§ **Given instruction**
Retype every line of the data below word for word, with no changes.

§ **Records supplied**
######

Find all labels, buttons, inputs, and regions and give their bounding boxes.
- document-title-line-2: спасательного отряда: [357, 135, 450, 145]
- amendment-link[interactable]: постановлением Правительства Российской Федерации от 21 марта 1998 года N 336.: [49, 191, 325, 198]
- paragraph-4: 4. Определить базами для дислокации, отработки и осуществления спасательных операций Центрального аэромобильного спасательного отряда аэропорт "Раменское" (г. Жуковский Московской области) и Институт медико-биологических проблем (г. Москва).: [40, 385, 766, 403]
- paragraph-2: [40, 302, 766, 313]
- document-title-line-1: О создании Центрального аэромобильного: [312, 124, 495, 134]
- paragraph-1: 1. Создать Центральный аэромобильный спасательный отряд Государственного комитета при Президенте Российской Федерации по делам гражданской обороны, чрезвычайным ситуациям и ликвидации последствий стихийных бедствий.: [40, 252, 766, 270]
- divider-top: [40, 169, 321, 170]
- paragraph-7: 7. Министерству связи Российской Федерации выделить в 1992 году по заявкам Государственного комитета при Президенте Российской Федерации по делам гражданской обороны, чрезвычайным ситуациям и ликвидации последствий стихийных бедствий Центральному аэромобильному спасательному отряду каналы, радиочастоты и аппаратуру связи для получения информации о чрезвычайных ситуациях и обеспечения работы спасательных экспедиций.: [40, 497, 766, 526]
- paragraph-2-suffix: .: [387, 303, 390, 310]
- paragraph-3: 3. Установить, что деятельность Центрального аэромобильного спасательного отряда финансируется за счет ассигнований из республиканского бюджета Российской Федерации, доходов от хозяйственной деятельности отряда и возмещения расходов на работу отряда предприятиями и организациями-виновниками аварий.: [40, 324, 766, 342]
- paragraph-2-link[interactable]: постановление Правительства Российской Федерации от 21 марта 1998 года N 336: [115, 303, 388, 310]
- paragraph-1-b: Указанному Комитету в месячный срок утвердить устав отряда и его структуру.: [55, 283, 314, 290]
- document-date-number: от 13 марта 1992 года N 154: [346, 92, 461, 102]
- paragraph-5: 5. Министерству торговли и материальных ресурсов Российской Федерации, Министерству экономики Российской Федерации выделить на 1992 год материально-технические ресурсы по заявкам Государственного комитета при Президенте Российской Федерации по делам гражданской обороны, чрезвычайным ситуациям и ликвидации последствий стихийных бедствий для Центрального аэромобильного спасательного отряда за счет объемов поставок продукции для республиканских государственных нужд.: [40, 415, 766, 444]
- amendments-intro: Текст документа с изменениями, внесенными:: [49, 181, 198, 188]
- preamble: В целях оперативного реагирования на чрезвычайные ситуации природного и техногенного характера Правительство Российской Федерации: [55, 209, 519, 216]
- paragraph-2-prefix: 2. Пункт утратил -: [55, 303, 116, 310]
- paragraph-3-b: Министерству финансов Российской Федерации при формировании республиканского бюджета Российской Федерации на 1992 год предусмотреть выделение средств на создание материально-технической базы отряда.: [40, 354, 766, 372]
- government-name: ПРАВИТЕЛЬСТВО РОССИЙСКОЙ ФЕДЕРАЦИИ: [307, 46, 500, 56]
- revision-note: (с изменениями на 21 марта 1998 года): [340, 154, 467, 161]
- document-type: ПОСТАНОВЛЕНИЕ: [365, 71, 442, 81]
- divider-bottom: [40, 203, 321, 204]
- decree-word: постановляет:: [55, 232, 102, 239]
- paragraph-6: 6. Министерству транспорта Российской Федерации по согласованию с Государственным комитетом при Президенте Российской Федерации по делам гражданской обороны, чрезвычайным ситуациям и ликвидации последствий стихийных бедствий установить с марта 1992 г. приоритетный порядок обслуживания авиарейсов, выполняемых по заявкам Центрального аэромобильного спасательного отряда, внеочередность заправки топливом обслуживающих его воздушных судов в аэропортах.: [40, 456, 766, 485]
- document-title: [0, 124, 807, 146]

######

§ **Final result**
Find all labels, buttons, inputs, and regions and give their bounding boxes.
- document-title-line-2: спасательного отряда: [357, 135, 450, 145]
- amendment-link[interactable]: постановлением Правительства Российской Федерации от 21 марта 1998 года N 336.: [49, 191, 325, 198]
- paragraph-4: 4. Определить базами для дислокации, отработки и осуществления спасательных операций Центрального аэромобильного спасательного отряда аэропорт "Раменское" (г. Жуковский Московской области) и Институт медико-биологических проблем (г. Москва).: [40, 385, 766, 403]
- paragraph-2: [40, 302, 766, 313]
- document-title-line-1: О создании Центрального аэромобильного: [312, 124, 495, 134]
- paragraph-1: 1. Создать Центральный аэромобильный спасательный отряд Государственного комитета при Президенте Российской Федерации по делам гражданской обороны, чрезвычайным ситуациям и ликвидации последствий стихийных бедствий.: [40, 252, 766, 270]
- divider-top: [40, 169, 321, 170]
- paragraph-7: 7. Министерству связи Российской Федерации выделить в 1992 году по заявкам Государственного комитета при Президенте Российской Федерации по делам гражданской обороны, чрезвычайным ситуациям и ликвидации последствий стихийных бедствий Центральному аэромобильному спасательному отряду каналы, радиочастоты и аппаратуру связи для получения информации о чрезвычайных ситуациях и обеспечения работы спасательных экспедиций.: [40, 497, 766, 526]
- paragraph-2-suffix: .: [387, 303, 390, 310]
- paragraph-3: 3. Установить, что деятельность Центрального аэромобильного спасательного отряда финансируется за счет ассигнований из республиканского бюджета Российской Федерации, доходов от хозяйственной деятельности отряда и возмещения расходов на работу отряда предприятиями и организациями-виновниками аварий.: [40, 324, 766, 342]
- paragraph-2-link[interactable]: постановление Правительства Российской Федерации от 21 марта 1998 года N 336: [115, 303, 388, 310]
- paragraph-1-b: Указанному Комитету в месячный срок утвердить устав отряда и его структуру.: [55, 283, 314, 290]
- document-date-number: от 13 марта 1992 года N 154: [346, 92, 461, 102]
- paragraph-5: 5. Министерству торговли и материальных ресурсов Российской Федерации, Министерству экономики Российской Федерации выделить на 1992 год материально-технические ресурсы по заявкам Государственного комитета при Президенте Российской Федерации по делам гражданской обороны, чрезвычайным ситуациям и ликвидации последствий стихийных бедствий для Центрального аэромобильного спасательного отряда за счет объемов поставок продукции для республиканских государственных нужд.: [40, 415, 766, 444]
- amendments-intro: Текст документа с изменениями, внесенными:: [49, 181, 198, 188]
- preamble: В целях оперативного реагирования на чрезвычайные ситуации природного и техногенного характера Правительство Российской Федерации: [55, 209, 519, 216]
- paragraph-2-prefix: 2. Пункт утратил -: [55, 303, 116, 310]
- paragraph-3-b: Министерству финансов Российской Федерации при формировании республиканского бюджета Российской Федерации на 1992 год предусмотреть выделение средств на создание материально-технической базы отряда.: [40, 354, 766, 372]
- government-name: ПРАВИТЕЛЬСТВО РОССИЙСКОЙ ФЕДЕРАЦИИ: [307, 46, 500, 56]
- revision-note: (с изменениями на 21 марта 1998 года): [340, 154, 467, 161]
- document-type: ПОСТАНОВЛЕНИЕ: [365, 71, 442, 81]
- divider-bottom: [40, 203, 321, 204]
- decree-word: постановляет:: [55, 232, 102, 239]
- paragraph-6: 6. Министерству транспорта Российской Федерации по согласованию с Государственным комитетом при Президенте Российской Федерации по делам гражданской обороны, чрезвычайным ситуациям и ликвидации последствий стихийных бедствий установить с марта 1992 г. приоритетный порядок обслуживания авиарейсов, выполняемых по заявкам Центрального аэромобильного спасательного отряда, внеочередность заправки топливом обслуживающих его воздушных судов в аэропортах.: [40, 456, 766, 485]
- document-title: [0, 124, 807, 146]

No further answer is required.